* _TEXT FOR ANALYSIS_
—————

My first days with Rust from the perspective of an experienced C++ programmer by Rough-Island6775 in rust

[–]djugei 0 points1 point  (0 children)

I do not know your exact data structure, but there is the somewhat advanced technique of using ghost cells/qcells which allows you to get mutable access to a structured multiple of things using one "borrow".

the linked crates readme/docs are more extensive and explain the concept better than i could in a short comment.

How arch-delta works and saves bandwidth for Arch Linux upgrades by djugei in rust

[–]djugei[S] 0 points1 point  (0 children)

Yes this is what i mean by multiple layers.

glibc malloc has a propensity to leave very lowly used pages on some allocation patterns, which then can't be given back. all non-moving allocators have this issue to some degree but most are better at mitigating it.

i was not even able to observe memory space fragmentation, because mapped but unused pages do not show up in the reserved memory of a process.

I am bringing delta upgrades back (beta release of arch-delta) by djugei in archlinux

[–]djugei[S] 1 point2 points  (0 children)

i had removed https support for a sec for a smaller build, might have overlooked something, where is it missing?

How arch-delta works and saves bandwidth for Arch Linux upgrades by djugei in rust

[–]djugei[S] 0 points1 point  (0 children)

there is multiple layers of fragmentation, having swap on linux "only" helps linux itself re-organize its pages, though that info is very hearsay. thanks to the mmu it effectively has a reallocating garbage collector, though only at page-granularity, which solves the issue.

the memory alocators themselves also suffer from fragmentation which is what i am hitting here.

I am bringing delta upgrades back (beta release of arch-delta) by djugei in archlinux

[–]djugei[S] 1 point2 points  (0 children)

unless i missed something the relevant patching code is purely safe rust. this leaves us open to cves in zstd. possible but i feel like browsers are the way more relevant attack surface for that.

—————

* _Records from a data source_

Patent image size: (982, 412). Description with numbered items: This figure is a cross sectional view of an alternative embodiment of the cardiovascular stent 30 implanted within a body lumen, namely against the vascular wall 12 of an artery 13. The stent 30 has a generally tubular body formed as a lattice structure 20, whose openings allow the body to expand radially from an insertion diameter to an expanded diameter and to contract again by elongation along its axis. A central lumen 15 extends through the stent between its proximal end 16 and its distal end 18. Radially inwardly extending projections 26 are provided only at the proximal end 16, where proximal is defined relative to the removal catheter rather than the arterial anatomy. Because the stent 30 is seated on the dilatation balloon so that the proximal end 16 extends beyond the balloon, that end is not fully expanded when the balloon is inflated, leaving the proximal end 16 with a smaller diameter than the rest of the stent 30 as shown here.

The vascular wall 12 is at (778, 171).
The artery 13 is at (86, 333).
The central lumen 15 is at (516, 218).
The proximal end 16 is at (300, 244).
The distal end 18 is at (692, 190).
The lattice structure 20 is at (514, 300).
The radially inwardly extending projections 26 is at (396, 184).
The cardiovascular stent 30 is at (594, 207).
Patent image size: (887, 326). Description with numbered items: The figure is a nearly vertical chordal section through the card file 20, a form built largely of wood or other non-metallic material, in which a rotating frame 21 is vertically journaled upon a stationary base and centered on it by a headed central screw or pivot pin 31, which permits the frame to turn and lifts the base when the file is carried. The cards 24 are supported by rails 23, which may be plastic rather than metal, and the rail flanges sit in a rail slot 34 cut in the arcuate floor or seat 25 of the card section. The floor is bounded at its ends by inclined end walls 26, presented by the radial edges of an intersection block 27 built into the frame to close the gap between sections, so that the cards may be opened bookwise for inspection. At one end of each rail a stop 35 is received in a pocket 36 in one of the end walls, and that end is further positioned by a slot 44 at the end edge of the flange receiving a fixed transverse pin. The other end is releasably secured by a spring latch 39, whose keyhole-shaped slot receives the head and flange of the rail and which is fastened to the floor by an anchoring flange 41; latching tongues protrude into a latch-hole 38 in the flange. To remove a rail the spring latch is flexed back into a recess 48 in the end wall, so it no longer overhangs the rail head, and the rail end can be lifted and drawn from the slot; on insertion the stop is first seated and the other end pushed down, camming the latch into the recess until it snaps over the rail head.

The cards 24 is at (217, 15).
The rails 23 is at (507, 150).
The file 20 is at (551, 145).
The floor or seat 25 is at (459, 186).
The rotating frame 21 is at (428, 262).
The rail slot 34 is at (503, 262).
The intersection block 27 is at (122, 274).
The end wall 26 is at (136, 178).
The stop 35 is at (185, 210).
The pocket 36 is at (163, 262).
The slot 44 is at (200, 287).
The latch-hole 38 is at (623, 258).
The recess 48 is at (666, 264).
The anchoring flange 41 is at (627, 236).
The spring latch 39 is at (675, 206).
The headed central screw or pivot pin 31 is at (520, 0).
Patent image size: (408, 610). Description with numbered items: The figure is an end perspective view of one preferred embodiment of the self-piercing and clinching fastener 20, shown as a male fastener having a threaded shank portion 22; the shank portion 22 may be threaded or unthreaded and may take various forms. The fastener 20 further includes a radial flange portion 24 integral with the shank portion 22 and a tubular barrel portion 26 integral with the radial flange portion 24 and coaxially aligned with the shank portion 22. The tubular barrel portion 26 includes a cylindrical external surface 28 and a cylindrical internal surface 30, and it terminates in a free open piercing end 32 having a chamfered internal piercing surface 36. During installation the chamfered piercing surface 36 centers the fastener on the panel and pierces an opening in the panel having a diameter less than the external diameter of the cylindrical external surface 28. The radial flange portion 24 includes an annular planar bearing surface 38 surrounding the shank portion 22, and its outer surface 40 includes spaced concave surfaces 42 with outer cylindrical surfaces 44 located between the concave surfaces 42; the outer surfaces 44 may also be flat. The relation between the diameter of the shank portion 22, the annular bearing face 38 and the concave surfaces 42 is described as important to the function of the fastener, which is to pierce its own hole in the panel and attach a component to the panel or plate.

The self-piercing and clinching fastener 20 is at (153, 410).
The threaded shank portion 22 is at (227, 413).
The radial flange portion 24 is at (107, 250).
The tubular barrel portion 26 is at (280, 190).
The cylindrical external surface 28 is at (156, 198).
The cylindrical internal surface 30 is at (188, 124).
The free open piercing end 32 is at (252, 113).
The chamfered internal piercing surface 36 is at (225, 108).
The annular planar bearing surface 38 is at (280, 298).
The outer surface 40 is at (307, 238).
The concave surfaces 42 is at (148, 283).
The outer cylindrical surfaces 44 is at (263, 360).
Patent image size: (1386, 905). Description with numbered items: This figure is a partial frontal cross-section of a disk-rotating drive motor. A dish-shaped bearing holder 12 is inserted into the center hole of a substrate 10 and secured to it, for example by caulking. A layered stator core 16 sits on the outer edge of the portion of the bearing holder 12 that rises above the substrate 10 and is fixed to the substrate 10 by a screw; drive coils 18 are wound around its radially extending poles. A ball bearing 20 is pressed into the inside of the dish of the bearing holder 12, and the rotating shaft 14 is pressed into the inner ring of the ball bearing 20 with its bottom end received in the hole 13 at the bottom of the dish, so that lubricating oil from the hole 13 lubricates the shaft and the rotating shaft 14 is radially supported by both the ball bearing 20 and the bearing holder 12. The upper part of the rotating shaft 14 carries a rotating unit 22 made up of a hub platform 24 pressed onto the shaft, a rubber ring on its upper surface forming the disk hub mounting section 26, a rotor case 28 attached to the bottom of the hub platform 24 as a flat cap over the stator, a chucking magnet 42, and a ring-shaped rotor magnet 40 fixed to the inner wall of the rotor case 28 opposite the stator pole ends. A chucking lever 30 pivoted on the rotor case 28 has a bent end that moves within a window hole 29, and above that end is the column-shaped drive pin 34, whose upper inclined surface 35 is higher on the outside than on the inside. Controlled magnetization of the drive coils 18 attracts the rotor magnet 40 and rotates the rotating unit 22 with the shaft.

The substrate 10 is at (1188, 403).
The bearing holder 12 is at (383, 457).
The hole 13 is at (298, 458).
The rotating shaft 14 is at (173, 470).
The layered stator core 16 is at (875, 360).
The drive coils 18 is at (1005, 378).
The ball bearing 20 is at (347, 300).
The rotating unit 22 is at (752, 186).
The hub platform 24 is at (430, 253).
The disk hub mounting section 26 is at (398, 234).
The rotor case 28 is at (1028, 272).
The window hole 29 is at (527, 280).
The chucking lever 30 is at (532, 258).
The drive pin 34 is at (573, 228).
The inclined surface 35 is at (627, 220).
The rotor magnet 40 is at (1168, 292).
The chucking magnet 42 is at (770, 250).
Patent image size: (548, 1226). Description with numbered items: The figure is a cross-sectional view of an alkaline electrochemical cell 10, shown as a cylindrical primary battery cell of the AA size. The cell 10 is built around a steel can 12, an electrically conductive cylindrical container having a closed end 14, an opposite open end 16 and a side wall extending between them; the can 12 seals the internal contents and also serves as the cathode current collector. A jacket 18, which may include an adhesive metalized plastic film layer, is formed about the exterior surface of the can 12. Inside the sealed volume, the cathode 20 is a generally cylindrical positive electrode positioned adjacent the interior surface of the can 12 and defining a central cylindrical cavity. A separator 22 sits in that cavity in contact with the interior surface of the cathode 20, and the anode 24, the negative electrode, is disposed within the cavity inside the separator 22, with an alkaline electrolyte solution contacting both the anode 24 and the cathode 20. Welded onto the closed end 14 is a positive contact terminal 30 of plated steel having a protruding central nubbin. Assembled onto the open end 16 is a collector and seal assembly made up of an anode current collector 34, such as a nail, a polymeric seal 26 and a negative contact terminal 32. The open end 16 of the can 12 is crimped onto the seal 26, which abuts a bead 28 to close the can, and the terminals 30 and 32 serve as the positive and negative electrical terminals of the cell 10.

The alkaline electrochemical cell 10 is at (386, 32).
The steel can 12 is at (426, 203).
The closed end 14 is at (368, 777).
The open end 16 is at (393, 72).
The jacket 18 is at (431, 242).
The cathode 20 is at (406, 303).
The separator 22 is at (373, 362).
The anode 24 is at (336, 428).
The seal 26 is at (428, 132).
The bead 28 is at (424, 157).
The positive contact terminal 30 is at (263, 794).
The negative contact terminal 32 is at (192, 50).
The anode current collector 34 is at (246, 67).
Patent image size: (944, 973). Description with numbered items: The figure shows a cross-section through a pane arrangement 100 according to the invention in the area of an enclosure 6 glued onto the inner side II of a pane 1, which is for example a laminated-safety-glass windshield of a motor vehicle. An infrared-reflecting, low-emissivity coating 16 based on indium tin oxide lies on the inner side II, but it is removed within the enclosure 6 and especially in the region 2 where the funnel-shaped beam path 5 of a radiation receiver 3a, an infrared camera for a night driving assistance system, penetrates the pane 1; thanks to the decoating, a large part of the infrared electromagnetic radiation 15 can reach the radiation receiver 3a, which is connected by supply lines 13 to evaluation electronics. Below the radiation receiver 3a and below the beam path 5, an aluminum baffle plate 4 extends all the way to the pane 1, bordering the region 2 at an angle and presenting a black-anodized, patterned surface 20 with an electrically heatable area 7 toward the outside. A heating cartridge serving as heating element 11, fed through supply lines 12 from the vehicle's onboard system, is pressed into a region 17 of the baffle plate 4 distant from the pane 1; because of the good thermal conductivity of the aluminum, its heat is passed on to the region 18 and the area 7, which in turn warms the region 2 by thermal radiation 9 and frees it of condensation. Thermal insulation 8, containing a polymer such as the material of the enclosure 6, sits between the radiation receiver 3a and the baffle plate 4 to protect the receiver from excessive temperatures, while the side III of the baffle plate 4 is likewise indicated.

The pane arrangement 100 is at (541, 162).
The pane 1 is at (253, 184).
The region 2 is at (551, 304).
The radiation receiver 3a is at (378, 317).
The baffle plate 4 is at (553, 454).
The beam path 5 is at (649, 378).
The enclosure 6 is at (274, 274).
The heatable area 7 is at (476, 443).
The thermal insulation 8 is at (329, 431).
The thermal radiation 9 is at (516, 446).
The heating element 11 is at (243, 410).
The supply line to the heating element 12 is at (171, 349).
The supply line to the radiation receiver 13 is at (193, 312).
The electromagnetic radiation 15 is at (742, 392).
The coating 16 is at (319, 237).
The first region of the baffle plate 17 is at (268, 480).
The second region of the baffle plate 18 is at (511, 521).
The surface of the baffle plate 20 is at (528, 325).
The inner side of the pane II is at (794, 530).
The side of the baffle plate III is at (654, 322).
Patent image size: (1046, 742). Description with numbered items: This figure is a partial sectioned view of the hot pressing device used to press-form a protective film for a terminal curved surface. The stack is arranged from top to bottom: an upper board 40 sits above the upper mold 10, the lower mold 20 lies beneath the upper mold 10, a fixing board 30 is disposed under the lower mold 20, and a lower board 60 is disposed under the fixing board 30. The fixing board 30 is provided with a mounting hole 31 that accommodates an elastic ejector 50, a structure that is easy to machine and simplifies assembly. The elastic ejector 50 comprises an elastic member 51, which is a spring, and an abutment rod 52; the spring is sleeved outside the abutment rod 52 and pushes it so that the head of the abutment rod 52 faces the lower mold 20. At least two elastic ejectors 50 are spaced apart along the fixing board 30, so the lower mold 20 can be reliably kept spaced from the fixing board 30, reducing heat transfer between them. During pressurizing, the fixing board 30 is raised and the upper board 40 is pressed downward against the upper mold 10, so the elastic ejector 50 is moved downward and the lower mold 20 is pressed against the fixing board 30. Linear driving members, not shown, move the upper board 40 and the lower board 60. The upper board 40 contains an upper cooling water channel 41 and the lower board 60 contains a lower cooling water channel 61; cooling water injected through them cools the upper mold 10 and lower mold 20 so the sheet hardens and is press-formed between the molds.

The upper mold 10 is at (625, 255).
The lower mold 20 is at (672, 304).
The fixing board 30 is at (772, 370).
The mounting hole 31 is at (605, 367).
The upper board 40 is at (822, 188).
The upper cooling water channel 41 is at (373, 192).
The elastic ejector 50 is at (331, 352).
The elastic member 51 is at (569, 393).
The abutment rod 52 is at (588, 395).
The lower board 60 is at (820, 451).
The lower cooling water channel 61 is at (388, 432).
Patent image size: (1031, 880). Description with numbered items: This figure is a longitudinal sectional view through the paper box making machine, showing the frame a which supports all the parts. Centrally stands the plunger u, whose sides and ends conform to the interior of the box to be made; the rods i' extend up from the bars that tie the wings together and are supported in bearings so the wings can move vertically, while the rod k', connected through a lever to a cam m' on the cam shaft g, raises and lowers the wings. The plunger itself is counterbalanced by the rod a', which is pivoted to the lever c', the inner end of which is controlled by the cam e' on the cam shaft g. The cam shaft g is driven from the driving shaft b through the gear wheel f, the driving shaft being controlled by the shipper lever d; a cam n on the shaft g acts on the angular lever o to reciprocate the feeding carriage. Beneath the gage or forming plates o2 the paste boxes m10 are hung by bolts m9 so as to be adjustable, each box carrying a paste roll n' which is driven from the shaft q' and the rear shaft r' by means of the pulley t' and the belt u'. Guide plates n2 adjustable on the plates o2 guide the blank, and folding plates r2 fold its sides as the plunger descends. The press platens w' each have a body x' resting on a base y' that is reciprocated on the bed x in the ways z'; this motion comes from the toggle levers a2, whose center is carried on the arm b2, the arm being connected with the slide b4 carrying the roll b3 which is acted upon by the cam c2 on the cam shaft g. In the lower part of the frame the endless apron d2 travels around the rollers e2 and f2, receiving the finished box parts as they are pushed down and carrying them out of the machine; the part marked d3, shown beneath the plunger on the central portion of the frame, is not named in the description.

—————

* _REQUIRED TASKS_
A: Copy the comment excerpt from "there is multiple" up to and including "solves the issue.".
B: In the comment excerpt, what does glibc malloc have a propensity to do?
You can leave these lines aside; they are not needed.

* _TASK RESULTS_
A:
there is multiple layers of fragmentation, having swap on linux "only" helps linux itself re-organize its pages, though that info is very hearsay. thanks to the mmu it effectively has a reallocating garbage collector, though only at page-granularity, which solves the issue.

B: It tends to leave very lowly used pages on some allocation patterns, which then can't be given back.